* _THE REQUEST_
Copy all lines of the listing that include the string "sugiyama".

* _RECORDS PROVIDED_
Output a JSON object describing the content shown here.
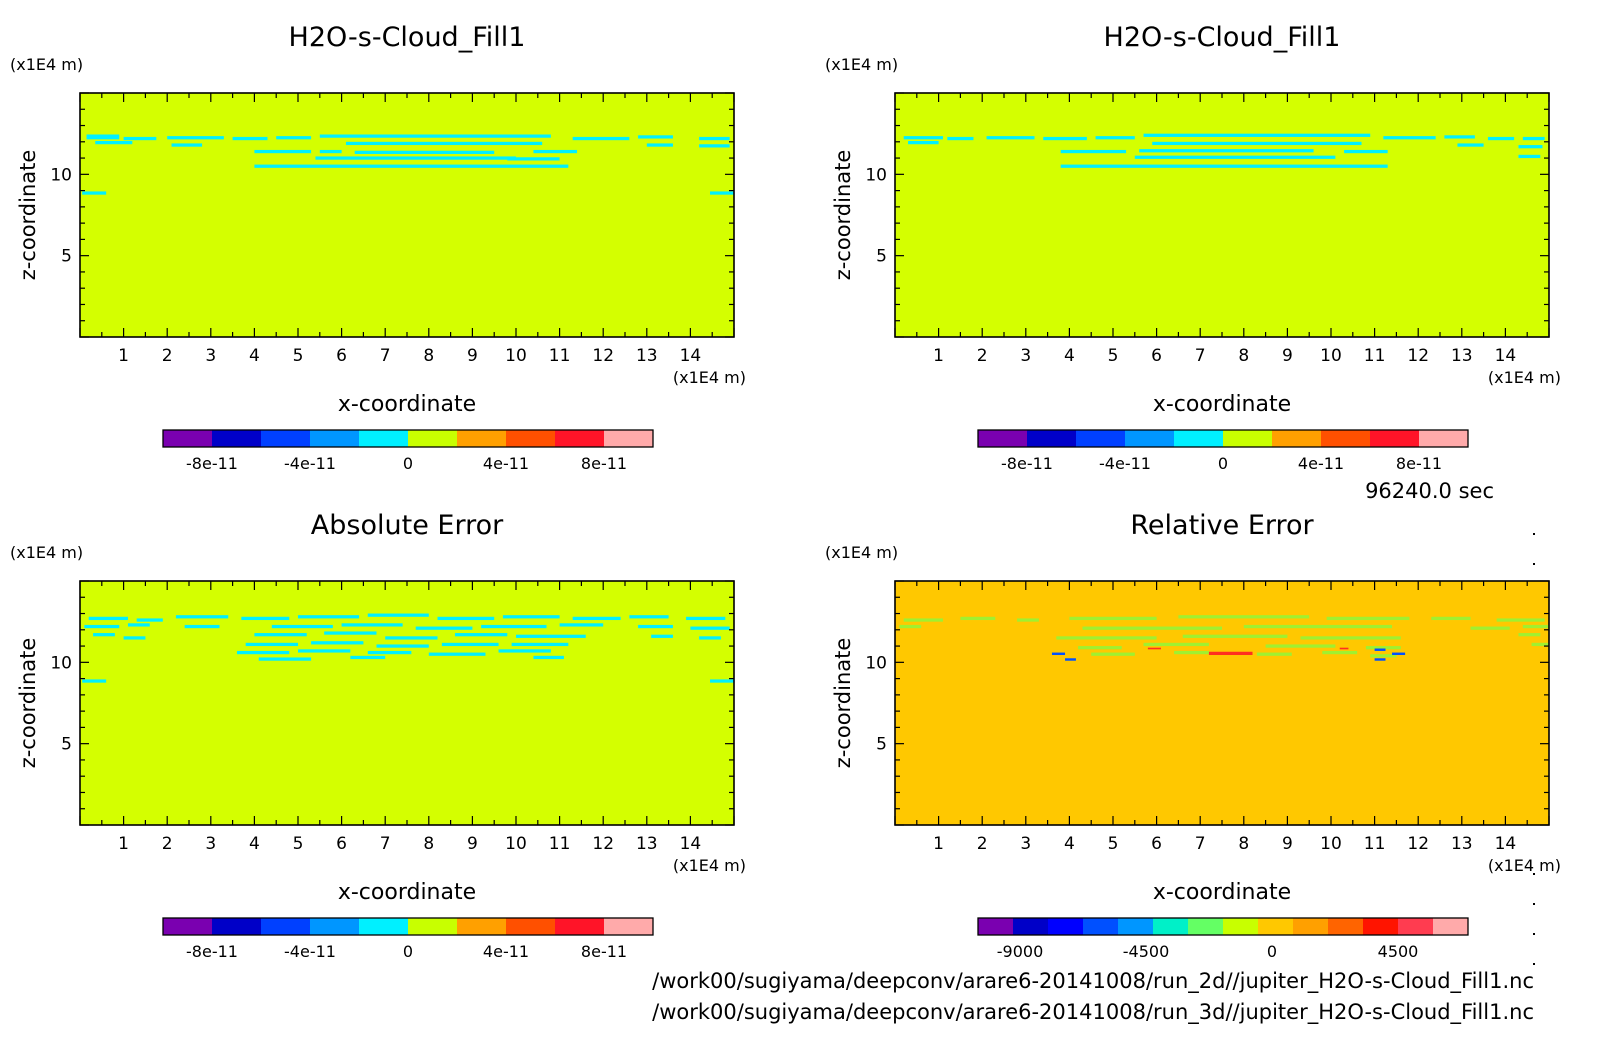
{
  "figure": {
    "time_label": "96240.0 sec",
    "file_paths": [
      "/work00/sugiyama/deepconv/arare6-20141008/run_2d//jupiter_H2O-s-Cloud_Fill1.nc",
      "/work00/sugiyama/deepconv/arare6-20141008/run_3d//jupiter_H2O-s-Cloud_Fill1.nc"
    ]
  },
  "colors": {
    "background": "#d4ff00",
    "cloud": "#00f0ff",
    "relative_background": "#ffc800",
    "relative_cloud": "#a0f030",
    "relative_neg": "#0050ff",
    "relative_pos": "#ff3020"
  },
  "chart_data": [
    {
      "type": "heatmap",
      "title": "H2O-s-Cloud_Fill1",
      "xlabel": "x-coordinate",
      "ylabel": "z-coordinate",
      "x_unit": "(x1E4 m)",
      "y_unit": "(x1E4 m)",
      "xlim": [
        0,
        15
      ],
      "ylim": [
        0,
        15
      ],
      "xticks": [
        1,
        2,
        3,
        4,
        5,
        6,
        7,
        8,
        9,
        10,
        11,
        12,
        13,
        14
      ],
      "yticks": [
        5,
        10
      ],
      "field": "cloud_a",
      "colorbar": {
        "colors": [
          "#7a00b0",
          "#0000c8",
          "#0040ff",
          "#0096ff",
          "#00f0ff",
          "#c8ff00",
          "#ffa000",
          "#ff5000",
          "#ff1428",
          "#ffaaaa"
        ],
        "ticks": [
          -8e-11,
          -4e-11,
          0,
          4e-11,
          8e-11
        ],
        "tick_labels": [
          "-8e-11",
          "-4e-11",
          "0",
          "4e-11",
          "8e-11"
        ],
        "range": [
          -1e-10,
          1e-10
        ]
      }
    },
    {
      "type": "heatmap",
      "title": "H2O-s-Cloud_Fill1",
      "xlabel": "x-coordinate",
      "ylabel": "z-coordinate",
      "x_unit": "(x1E4 m)",
      "y_unit": "(x1E4 m)",
      "xlim": [
        0,
        15
      ],
      "ylim": [
        0,
        15
      ],
      "xticks": [
        1,
        2,
        3,
        4,
        5,
        6,
        7,
        8,
        9,
        10,
        11,
        12,
        13,
        14
      ],
      "yticks": [
        5,
        10
      ],
      "field": "cloud_b",
      "colorbar": {
        "colors": [
          "#7a00b0",
          "#0000c8",
          "#0040ff",
          "#0096ff",
          "#00f0ff",
          "#c8ff00",
          "#ffa000",
          "#ff5000",
          "#ff1428",
          "#ffaaaa"
        ],
        "ticks": [
          -8e-11,
          -4e-11,
          0,
          4e-11,
          8e-11
        ],
        "tick_labels": [
          "-8e-11",
          "-4e-11",
          "0",
          "4e-11",
          "8e-11"
        ],
        "range": [
          -1e-10,
          1e-10
        ]
      }
    },
    {
      "type": "heatmap",
      "title": "Absolute Error",
      "xlabel": "x-coordinate",
      "ylabel": "z-coordinate",
      "x_unit": "(x1E4 m)",
      "y_unit": "(x1E4 m)",
      "xlim": [
        0,
        15
      ],
      "ylim": [
        0,
        15
      ],
      "xticks": [
        1,
        2,
        3,
        4,
        5,
        6,
        7,
        8,
        9,
        10,
        11,
        12,
        13,
        14
      ],
      "yticks": [
        5,
        10
      ],
      "field": "abs_err",
      "colorbar": {
        "colors": [
          "#7a00b0",
          "#0000c8",
          "#0040ff",
          "#0096ff",
          "#00f0ff",
          "#c8ff00",
          "#ffa000",
          "#ff5000",
          "#ff1428",
          "#ffaaaa"
        ],
        "ticks": [
          -8e-11,
          -4e-11,
          0,
          4e-11,
          8e-11
        ],
        "tick_labels": [
          "-8e-11",
          "-4e-11",
          "0",
          "4e-11",
          "8e-11"
        ],
        "range": [
          -1e-10,
          1e-10
        ]
      }
    },
    {
      "type": "heatmap",
      "title": "Relative Error",
      "xlabel": "x-coordinate",
      "ylabel": "z-coordinate",
      "x_unit": "(x1E4 m)",
      "y_unit": "(x1E4 m)",
      "xlim": [
        0,
        15
      ],
      "ylim": [
        0,
        15
      ],
      "xticks": [
        1,
        2,
        3,
        4,
        5,
        6,
        7,
        8,
        9,
        10,
        11,
        12,
        13,
        14
      ],
      "yticks": [
        5,
        10
      ],
      "field": "rel_err",
      "colorbar": {
        "colors": [
          "#7a00b0",
          "#0000c8",
          "#0000ff",
          "#0050ff",
          "#0096ff",
          "#00f0c8",
          "#64ff64",
          "#c8ff00",
          "#ffc800",
          "#ffa000",
          "#ff6400",
          "#ff1400",
          "#ff3c50",
          "#ffaaaa"
        ],
        "ticks": [
          -9000,
          -4500,
          0,
          4500
        ],
        "tick_labels": [
          "-9000",
          "-4500",
          "0",
          "4500"
        ],
        "range": [
          -10500,
          7000
        ]
      }
    }
  ]
}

* _EXERCISE RESULT_
      "/work00/sugiyama/deepconv/arare6-20141008/run_2d//jupiter_H2O-s-Cloud_Fill1.nc",
      "/work00/sugiyama/deepconv/arare6-20141008/run_3d//jupiter_H2O-s-Cloud_Fill1.nc"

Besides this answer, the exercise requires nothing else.